- Task statement -
Where a line contains the string "this", copy that line.

(Stored dataset items)
● ● ● ● ●
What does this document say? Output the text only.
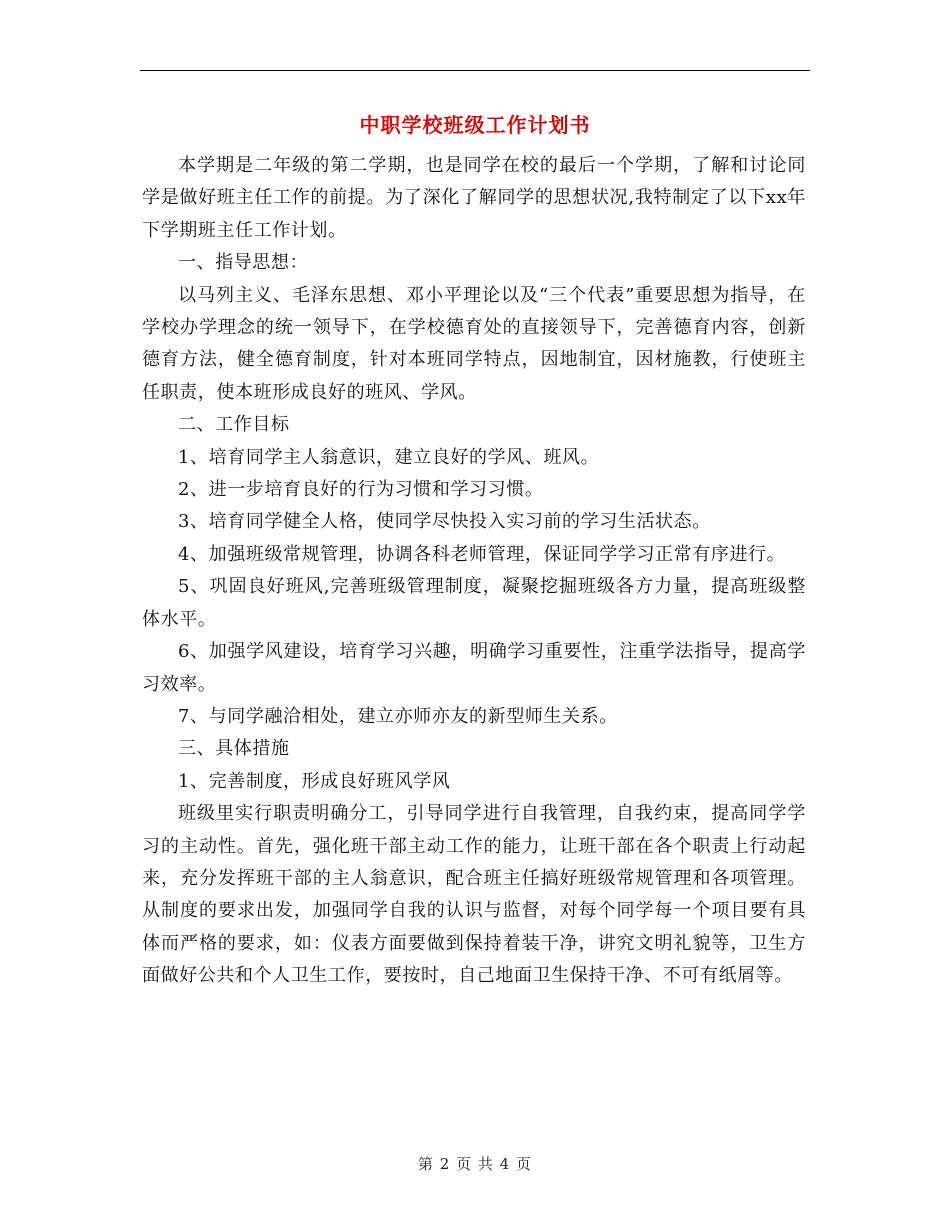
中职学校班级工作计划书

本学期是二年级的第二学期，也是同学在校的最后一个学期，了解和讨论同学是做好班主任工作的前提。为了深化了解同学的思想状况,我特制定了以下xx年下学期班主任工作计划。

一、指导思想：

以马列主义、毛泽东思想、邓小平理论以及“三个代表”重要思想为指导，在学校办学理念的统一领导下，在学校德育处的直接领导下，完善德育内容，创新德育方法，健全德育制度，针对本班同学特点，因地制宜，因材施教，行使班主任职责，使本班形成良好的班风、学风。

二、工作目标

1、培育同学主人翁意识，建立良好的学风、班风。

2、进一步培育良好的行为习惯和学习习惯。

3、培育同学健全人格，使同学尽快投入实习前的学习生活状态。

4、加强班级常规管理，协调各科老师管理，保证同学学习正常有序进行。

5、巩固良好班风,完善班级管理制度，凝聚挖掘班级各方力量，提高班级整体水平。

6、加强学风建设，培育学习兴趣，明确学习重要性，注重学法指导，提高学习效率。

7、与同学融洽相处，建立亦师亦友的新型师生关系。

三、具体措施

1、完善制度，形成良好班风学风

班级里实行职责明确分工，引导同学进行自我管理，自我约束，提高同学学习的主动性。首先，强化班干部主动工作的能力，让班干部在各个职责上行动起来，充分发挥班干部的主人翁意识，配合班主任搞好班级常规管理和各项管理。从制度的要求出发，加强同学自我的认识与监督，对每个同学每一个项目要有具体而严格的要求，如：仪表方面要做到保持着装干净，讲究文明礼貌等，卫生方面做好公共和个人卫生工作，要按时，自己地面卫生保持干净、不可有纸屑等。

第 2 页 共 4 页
● ● ● ● ●
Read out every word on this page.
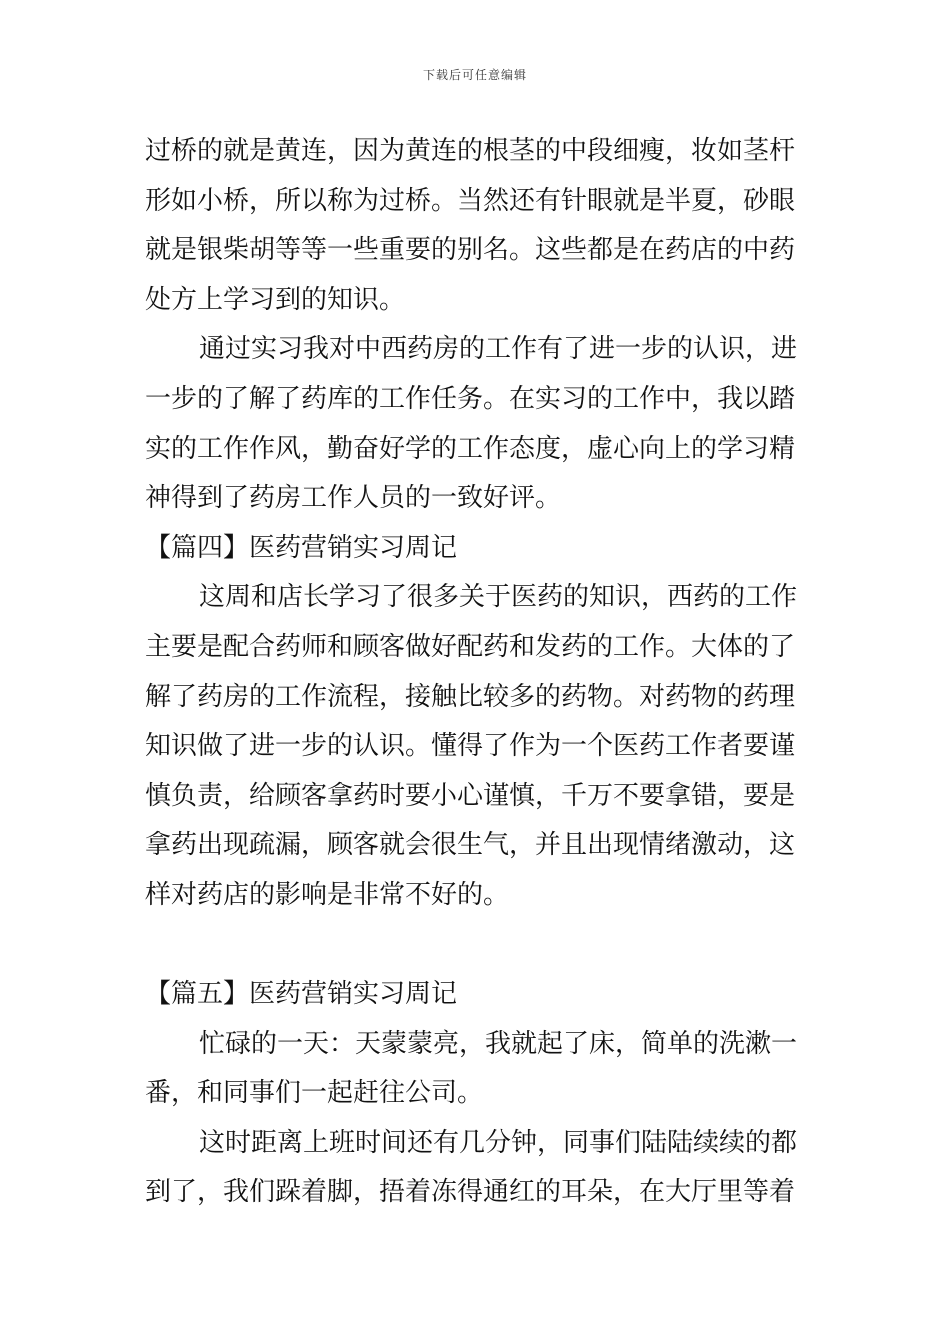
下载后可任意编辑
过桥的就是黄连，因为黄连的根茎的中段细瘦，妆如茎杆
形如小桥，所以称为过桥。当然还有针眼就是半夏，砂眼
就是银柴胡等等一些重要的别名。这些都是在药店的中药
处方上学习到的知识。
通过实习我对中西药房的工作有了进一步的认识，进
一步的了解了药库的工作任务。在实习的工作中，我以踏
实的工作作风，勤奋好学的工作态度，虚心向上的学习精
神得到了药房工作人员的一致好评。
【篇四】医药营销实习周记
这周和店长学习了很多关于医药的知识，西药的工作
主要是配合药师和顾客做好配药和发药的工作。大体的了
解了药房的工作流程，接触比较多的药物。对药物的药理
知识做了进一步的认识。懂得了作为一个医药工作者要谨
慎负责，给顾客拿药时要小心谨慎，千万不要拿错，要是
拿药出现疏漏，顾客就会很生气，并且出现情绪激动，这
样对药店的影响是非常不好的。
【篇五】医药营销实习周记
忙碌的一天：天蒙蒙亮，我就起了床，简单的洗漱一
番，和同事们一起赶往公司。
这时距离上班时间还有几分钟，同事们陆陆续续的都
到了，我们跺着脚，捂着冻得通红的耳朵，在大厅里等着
● ● ● ● ●
- The result -
What does this document say? Output the text only.
Read out every word on this page.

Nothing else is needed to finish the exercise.